## Data records

__________

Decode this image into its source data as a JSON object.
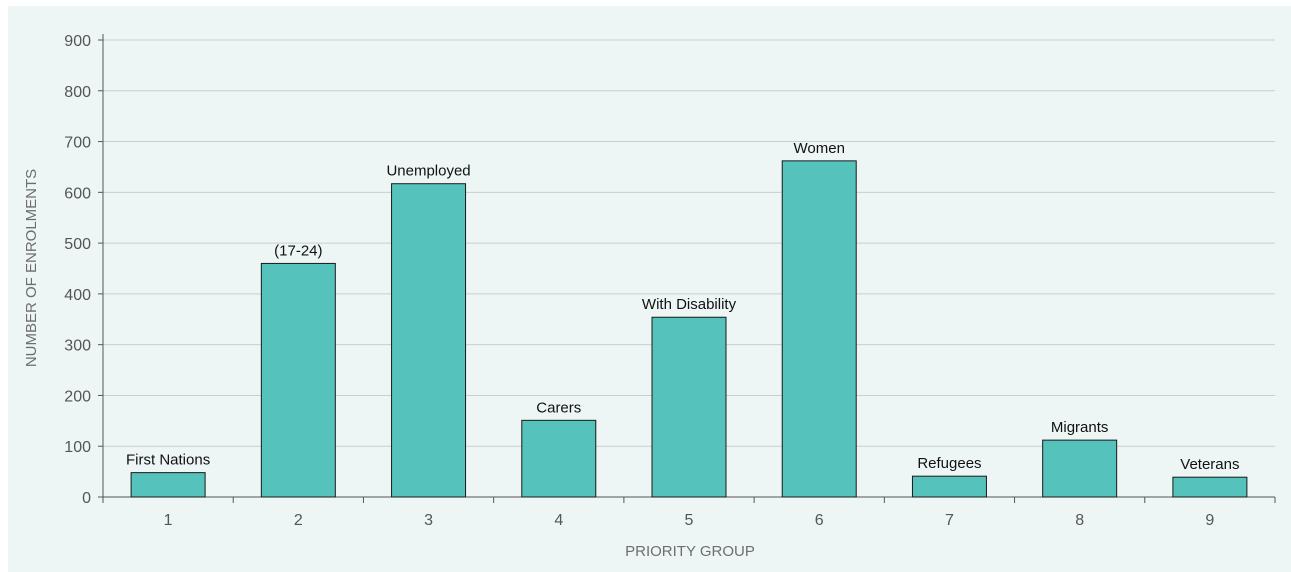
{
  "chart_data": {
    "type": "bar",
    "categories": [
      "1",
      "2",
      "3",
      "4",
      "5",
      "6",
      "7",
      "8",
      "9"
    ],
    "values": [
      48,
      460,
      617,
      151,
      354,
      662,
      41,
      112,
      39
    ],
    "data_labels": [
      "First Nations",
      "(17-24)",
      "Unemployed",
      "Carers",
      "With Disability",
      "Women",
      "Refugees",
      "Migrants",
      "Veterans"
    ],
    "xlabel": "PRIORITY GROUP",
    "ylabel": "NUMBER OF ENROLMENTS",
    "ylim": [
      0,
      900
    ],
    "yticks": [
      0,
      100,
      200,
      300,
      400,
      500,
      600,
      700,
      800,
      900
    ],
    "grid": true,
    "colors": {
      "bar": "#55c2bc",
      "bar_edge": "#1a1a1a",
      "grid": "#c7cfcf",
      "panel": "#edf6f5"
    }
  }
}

__________

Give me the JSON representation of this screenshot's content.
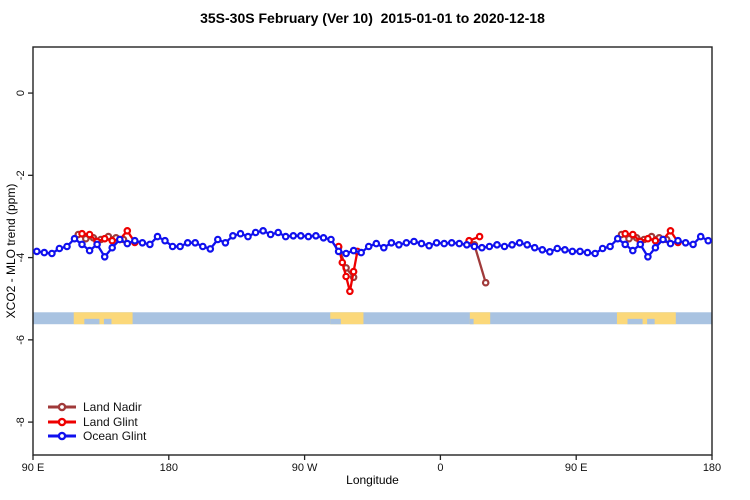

__________

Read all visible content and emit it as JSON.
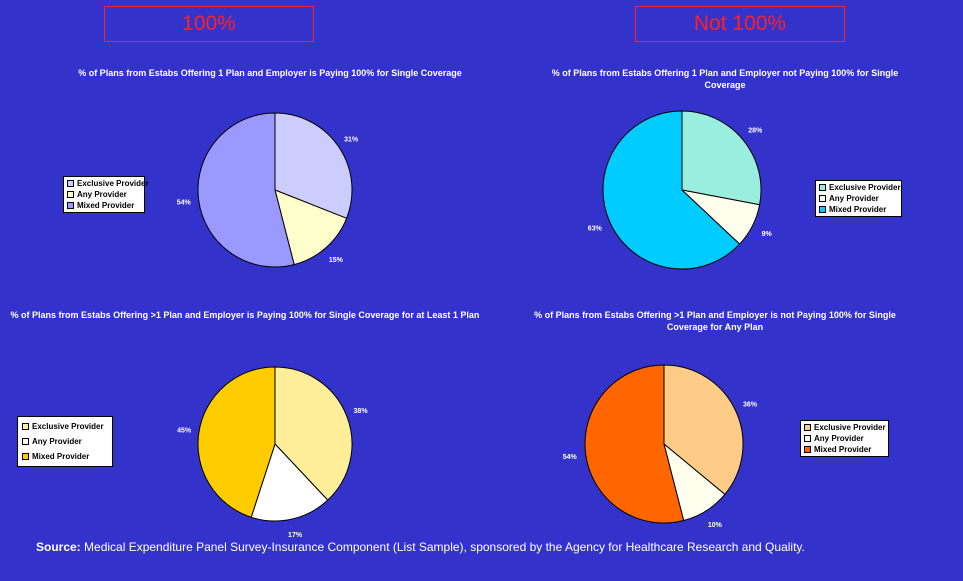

__________

## What to produce
From the records above, pull out every line containing the word "content".

## Exercise response
Give me the JSON representation of this screenshot's content.
Read all visible content and emit it as JSON.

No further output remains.